Every record must be written out once more, with nothing added or omitted.

## Entries
# # # # #
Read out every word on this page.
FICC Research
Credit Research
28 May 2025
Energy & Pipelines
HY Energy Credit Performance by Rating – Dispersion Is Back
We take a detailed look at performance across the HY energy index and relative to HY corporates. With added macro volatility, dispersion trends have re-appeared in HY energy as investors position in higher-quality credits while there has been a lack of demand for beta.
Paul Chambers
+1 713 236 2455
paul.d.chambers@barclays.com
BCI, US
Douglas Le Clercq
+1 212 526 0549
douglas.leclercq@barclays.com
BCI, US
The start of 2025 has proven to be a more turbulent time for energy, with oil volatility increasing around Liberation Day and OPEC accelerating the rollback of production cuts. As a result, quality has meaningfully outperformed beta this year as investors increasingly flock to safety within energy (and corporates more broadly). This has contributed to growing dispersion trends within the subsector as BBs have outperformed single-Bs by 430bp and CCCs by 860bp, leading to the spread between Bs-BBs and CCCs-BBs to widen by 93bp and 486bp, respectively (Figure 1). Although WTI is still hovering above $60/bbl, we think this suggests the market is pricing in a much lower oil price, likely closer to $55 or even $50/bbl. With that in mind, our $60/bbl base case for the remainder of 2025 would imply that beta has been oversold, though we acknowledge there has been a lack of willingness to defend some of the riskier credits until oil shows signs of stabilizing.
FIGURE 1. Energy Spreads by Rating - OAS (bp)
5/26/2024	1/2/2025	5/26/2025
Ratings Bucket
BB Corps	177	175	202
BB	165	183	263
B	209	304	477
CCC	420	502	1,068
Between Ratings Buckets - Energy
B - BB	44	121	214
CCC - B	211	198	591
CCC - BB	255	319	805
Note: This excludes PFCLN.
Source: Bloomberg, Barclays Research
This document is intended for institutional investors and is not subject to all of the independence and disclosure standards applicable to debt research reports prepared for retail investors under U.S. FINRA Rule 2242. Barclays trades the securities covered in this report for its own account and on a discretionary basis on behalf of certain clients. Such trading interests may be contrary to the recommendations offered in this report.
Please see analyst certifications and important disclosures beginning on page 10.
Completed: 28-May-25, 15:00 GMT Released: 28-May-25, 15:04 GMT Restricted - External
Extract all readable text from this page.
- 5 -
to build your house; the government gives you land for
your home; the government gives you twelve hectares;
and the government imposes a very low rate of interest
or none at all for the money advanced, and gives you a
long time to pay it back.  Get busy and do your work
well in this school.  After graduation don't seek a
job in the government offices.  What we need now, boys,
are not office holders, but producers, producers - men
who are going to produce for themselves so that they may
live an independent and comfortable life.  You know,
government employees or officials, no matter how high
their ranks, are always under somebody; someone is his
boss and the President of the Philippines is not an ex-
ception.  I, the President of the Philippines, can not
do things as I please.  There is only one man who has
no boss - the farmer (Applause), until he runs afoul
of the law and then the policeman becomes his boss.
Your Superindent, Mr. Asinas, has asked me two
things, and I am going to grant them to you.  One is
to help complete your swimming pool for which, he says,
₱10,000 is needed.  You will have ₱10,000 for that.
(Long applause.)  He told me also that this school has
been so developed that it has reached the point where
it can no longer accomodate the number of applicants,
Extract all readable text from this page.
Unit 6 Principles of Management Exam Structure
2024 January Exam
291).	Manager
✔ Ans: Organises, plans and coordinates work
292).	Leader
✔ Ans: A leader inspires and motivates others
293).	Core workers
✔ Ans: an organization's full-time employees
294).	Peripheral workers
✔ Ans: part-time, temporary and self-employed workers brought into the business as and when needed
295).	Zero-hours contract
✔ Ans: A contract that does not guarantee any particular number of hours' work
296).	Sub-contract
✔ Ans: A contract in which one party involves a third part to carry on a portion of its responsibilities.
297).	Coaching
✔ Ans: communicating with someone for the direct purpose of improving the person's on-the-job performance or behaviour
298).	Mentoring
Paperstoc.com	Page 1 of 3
# # # # #
## Answer to this task
Read out every word on this page.
FICC Research
Credit Research
28 May 2025
Energy & Pipelines
HY Energy Credit Performance by Rating – Dispersion Is Back
We take a detailed look at performance across the HY energy index and relative to HY corporates. With added macro volatility, dispersion trends have re-appeared in HY energy as investors position in higher-quality credits while there has been a lack of demand for beta.
Paul Chambers
+1 713 236 2455
paul.d.chambers@barclays.com
BCI, US
Douglas Le Clercq
+1 212 526 0549
douglas.leclercq@barclays.com
BCI, US
The start of 2025 has proven to be a more turbulent time for energy, with oil volatility increasing around Liberation Day and OPEC accelerating the rollback of production cuts. As a result, quality has meaningfully outperformed beta this year as investors increasingly flock to safety within energy (and corporates more broadly). This has contributed to growing dispersion trends within the subsector as BBs have outperformed single-Bs by 430bp and CCCs by 860bp, leading to the spread between Bs-BBs and CCCs-BBs to widen by 93bp and 486bp, respectively (Figure 1). Although WTI is still hovering above $60/bbl, we think this suggests the market is pricing in a much lower oil price, likely closer to $55 or even $50/bbl. With that in mind, our $60/bbl base case for the remainder of 2025 would imply that beta has been oversold, though we acknowledge there has been a lack of willingness to defend some of the riskier credits until oil shows signs of stabilizing.
FIGURE 1. Energy Spreads by Rating - OAS (bp)
5/26/2024	1/2/2025	5/26/2025
Ratings Bucket
BB Corps	177	175	202
BB	165	183	263
B	209	304	477
CCC	420	502	1,068
Between Ratings Buckets - Energy
B - BB	44	121	214
CCC - B	211	198	591
CCC - BB	255	319	805
Note: This excludes PFCLN.
Source: Bloomberg, Barclays Research
This document is intended for institutional investors and is not subject to all of the independence and disclosure standards applicable to debt research reports prepared for retail investors under U.S. FINRA Rule 2242. Barclays trades the securities covered in this report for its own account and on a discretionary basis on behalf of certain clients. Such trading interests may be contrary to the recommendations offered in this report.
Please see analyst certifications and important disclosures beginning on page 10.
Completed: 28-May-25, 15:00 GMT Released: 28-May-25, 15:04 GMT Restricted - External
Extract all readable text from this page.
- 5 -
to build your house; the government gives you land for
your home; the government gives you twelve hectares;
and the government imposes a very low rate of interest
or none at all for the money advanced, and gives you a
long time to pay it back.  Get busy and do your work
well in this school.  After graduation don't seek a
job in the government offices.  What we need now, boys,
are not office holders, but producers, producers - men
who are going to produce for themselves so that they may
live an independent and comfortable life.  You know,
government employees or officials, no matter how high
their ranks, are always under somebody; someone is his
boss and the President of the Philippines is not an ex-
ception.  I, the President of the Philippines, can not
do things as I please.  There is only one man who has
no boss - the farmer (Applause), until he runs afoul
of the law and then the policeman becomes his boss.
Your Superindent, Mr. Asinas, has asked me two
things, and I am going to grant them to you.  One is
to help complete your swimming pool for which, he says,
₱10,000 is needed.  You will have ₱10,000 for that.
(Long applause.)  He told me also that this school has
been so developed that it has reached the point where
it can no longer accomodate the number of applicants,
Extract all readable text from this page.
Unit 6 Principles of Management Exam Structure
2024 January Exam
291).	Manager
✔ Ans: Organises, plans and coordinates work
292).	Leader
✔ Ans: A leader inspires and motivates others
293).	Core workers
✔ Ans: an organization's full-time employees
294).	Peripheral workers
✔ Ans: part-time, temporary and self-employed workers brought into the business as and when needed
295).	Zero-hours contract
✔ Ans: A contract that does not guarantee any particular number of hours' work
296).	Sub-contract
✔ Ans: A contract in which one party involves a third part to carry on a portion of its responsibilities.
297).	Coaching
✔ Ans: communicating with someone for the direct purpose of improving the person's on-the-job performance or behaviour
298).	Mentoring
Paperstoc.com	Page 1 of 3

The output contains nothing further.